#### TASK
Find every line below that contains the word "trasera" and copy it out.

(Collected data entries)

-*-*-

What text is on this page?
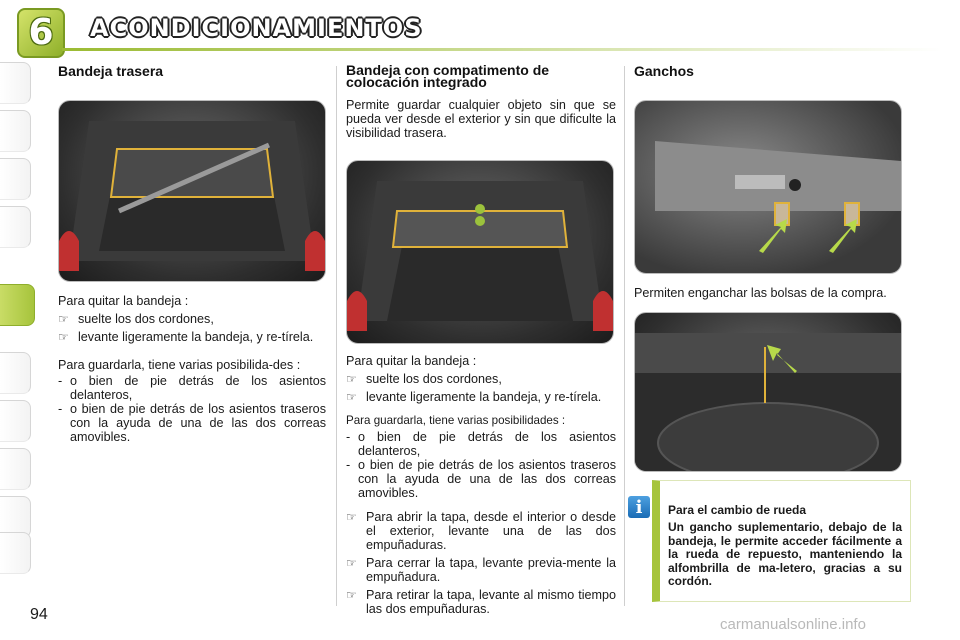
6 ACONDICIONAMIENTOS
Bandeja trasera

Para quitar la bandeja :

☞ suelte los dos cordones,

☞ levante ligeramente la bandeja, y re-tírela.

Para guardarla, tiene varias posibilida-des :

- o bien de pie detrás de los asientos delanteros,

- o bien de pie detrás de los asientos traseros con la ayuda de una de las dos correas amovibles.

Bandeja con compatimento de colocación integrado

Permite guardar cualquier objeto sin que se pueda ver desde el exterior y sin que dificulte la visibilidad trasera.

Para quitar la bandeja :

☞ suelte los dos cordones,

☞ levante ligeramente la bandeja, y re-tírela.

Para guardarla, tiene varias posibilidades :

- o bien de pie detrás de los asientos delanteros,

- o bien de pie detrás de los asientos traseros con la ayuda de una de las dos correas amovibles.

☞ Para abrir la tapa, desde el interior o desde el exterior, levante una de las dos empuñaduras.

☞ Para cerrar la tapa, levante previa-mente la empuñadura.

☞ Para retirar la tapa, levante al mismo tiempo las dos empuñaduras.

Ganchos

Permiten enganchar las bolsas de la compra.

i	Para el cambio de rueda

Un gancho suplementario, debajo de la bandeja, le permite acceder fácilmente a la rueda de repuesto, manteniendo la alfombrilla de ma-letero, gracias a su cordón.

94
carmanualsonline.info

-*-*-

#### FINAL ANSWER
Bandeja trasera
Permite guardar cualquier objeto sin que se pueda ver desde el exterior y sin que dificulte la visibilidad trasera.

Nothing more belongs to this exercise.